Directions for this task:
Locate each line with the string "dans" in the listing below and copy it.

-------------------------

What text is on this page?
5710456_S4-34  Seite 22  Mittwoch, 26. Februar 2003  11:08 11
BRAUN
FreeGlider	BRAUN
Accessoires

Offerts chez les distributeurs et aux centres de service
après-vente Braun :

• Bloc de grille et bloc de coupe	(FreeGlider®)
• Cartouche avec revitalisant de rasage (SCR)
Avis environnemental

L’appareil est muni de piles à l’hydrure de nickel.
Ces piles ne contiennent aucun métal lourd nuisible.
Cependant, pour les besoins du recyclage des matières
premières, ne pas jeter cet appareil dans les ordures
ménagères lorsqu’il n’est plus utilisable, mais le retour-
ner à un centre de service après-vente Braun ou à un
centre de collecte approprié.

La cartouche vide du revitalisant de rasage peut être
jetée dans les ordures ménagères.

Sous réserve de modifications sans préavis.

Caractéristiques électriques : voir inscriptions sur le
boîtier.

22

-------------------------

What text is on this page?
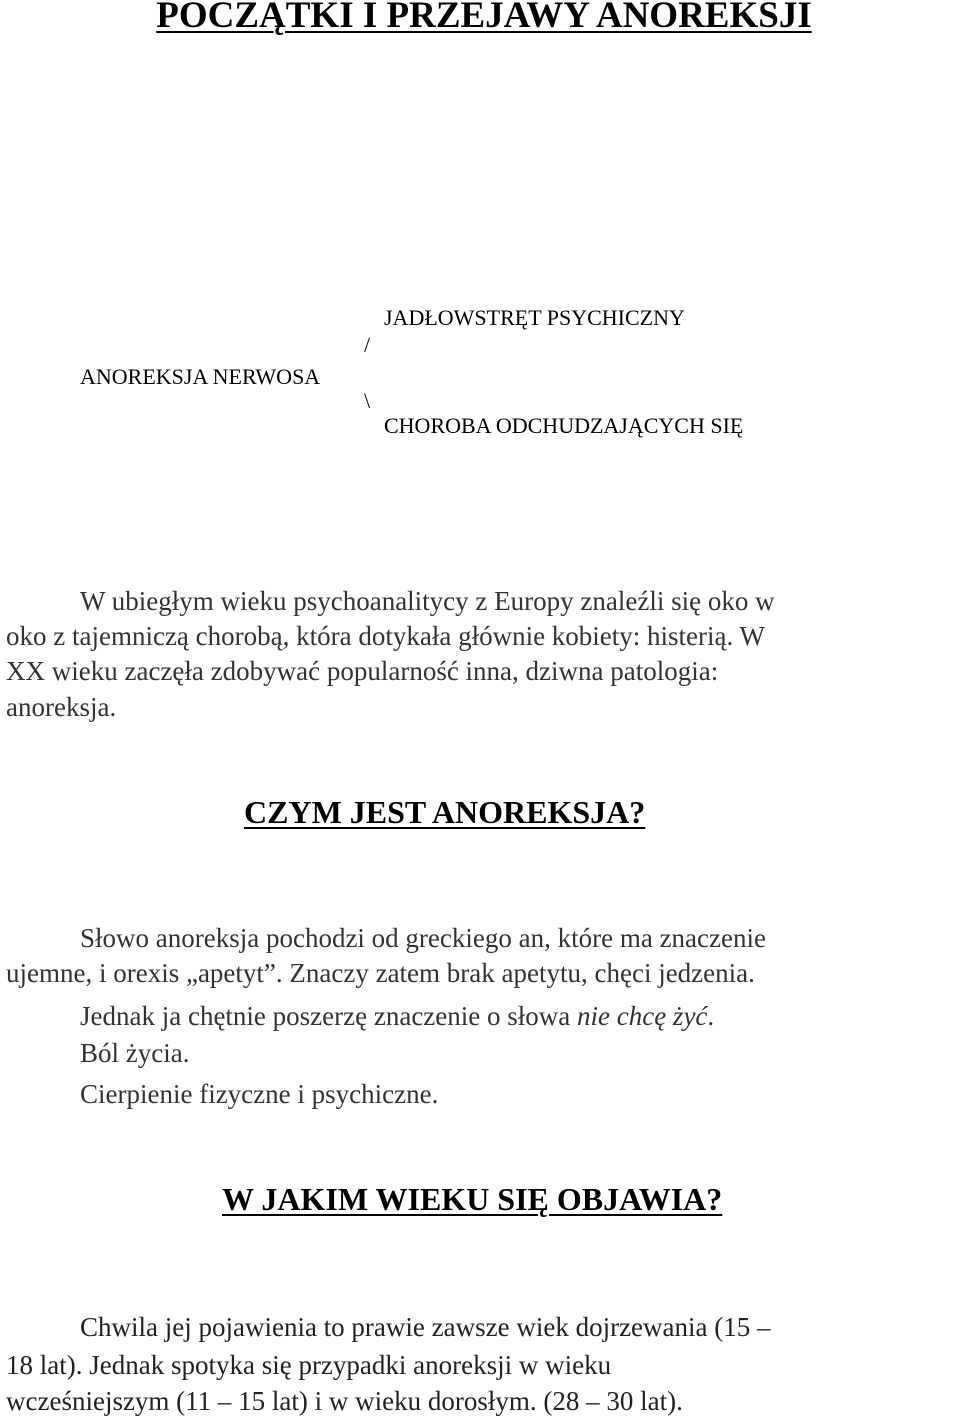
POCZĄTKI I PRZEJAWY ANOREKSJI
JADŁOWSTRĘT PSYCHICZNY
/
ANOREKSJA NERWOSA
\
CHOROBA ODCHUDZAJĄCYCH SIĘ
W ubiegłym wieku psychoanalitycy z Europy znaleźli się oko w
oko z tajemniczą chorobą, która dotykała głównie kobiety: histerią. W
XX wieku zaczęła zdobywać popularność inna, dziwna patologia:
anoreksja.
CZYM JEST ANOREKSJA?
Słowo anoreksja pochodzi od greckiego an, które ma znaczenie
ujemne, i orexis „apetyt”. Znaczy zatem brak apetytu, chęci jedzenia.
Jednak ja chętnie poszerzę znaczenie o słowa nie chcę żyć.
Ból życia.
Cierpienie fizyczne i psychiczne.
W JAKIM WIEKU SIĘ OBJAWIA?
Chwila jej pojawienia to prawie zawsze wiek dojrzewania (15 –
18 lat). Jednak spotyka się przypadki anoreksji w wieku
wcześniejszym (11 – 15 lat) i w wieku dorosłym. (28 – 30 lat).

-------------------------

Output for this task:
premières, ne pas jeter cet appareil dans les ordures
jetée dans les ordures ménagères.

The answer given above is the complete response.